(Figure dataset records)
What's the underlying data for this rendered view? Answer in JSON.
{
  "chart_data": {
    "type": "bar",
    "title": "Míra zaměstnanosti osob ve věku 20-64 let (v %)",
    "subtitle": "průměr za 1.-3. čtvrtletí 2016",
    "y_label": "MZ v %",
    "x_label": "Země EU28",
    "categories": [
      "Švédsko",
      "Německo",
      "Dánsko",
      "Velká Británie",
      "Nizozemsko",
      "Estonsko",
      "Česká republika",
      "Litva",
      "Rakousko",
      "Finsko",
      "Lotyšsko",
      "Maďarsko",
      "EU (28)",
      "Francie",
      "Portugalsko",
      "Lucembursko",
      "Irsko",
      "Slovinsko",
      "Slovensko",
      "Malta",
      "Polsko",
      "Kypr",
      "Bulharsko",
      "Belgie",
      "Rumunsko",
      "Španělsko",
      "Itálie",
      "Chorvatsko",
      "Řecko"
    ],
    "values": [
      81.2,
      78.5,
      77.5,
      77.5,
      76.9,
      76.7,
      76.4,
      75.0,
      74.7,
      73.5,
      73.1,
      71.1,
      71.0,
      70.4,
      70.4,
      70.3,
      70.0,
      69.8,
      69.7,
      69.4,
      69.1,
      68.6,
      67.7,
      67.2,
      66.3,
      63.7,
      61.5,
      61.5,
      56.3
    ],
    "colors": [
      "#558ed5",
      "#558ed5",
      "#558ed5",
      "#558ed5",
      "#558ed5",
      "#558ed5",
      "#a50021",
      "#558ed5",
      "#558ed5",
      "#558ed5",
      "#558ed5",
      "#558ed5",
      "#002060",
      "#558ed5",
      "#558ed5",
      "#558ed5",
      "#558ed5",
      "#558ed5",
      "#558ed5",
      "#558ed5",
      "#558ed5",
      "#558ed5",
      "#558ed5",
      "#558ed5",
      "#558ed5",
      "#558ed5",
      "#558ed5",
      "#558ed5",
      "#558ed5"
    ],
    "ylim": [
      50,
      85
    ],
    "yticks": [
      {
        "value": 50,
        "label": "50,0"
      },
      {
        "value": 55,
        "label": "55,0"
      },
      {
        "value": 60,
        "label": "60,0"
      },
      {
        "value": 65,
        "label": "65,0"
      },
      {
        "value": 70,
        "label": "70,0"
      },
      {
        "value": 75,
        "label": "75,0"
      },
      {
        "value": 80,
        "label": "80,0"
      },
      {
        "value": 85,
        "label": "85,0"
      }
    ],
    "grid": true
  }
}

### SHORT EXERCISE
Print the material verbatim, all of it.

### FINAL RESULT
What's the underlying data for this rendered view? Answer in JSON.
{
  "chart_data": {
    "type": "bar",
    "title": "Míra zaměstnanosti osob ve věku 20-64 let (v %)",
    "subtitle": "průměr za 1.-3. čtvrtletí 2016",
    "y_label": "MZ v %",
    "x_label": "Země EU28",
    "categories": [
      "Švédsko",
      "Německo",
      "Dánsko",
      "Velká Británie",
      "Nizozemsko",
      "Estonsko",
      "Česká republika",
      "Litva",
      "Rakousko",
      "Finsko",
      "Lotyšsko",
      "Maďarsko",
      "EU (28)",
      "Francie",
      "Portugalsko",
      "Lucembursko",
      "Irsko",
      "Slovinsko",
      "Slovensko",
      "Malta",
      "Polsko",
      "Kypr",
      "Bulharsko",
      "Belgie",
      "Rumunsko",
      "Španělsko",
      "Itálie",
      "Chorvatsko",
      "Řecko"
    ],
    "values": [
      81.2,
      78.5,
      77.5,
      77.5,
      76.9,
      76.7,
      76.4,
      75.0,
      74.7,
      73.5,
      73.1,
      71.1,
      71.0,
      70.4,
      70.4,
      70.3,
      70.0,
      69.8,
      69.7,
      69.4,
      69.1,
      68.6,
      67.7,
      67.2,
      66.3,
      63.7,
      61.5,
      61.5,
      56.3
    ],
    "colors": [
      "#558ed5",
      "#558ed5",
      "#558ed5",
      "#558ed5",
      "#558ed5",
      "#558ed5",
      "#a50021",
      "#558ed5",
      "#558ed5",
      "#558ed5",
      "#558ed5",
      "#558ed5",
      "#002060",
      "#558ed5",
      "#558ed5",
      "#558ed5",
      "#558ed5",
      "#558ed5",
      "#558ed5",
      "#558ed5",
      "#558ed5",
      "#558ed5",
      "#558ed5",
      "#558ed5",
      "#558ed5",
      "#558ed5",
      "#558ed5",
      "#558ed5",
      "#558ed5"
    ],
    "ylim": [
      50,
      85
    ],
    "yticks": [
      {
        "value": 50,
        "label": "50,0"
      },
      {
        "value": 55,
        "label": "55,0"
      },
      {
        "value": 60,
        "label": "60,0"
      },
      {
        "value": 65,
        "label": "65,0"
      },
      {
        "value": 70,
        "label": "70,0"
      },
      {
        "value": 75,
        "label": "75,0"
      },
      {
        "value": 80,
        "label": "80,0"
      },
      {
        "value": 85,
        "label": "85,0"
      }
    ],
    "grid": true
  }
}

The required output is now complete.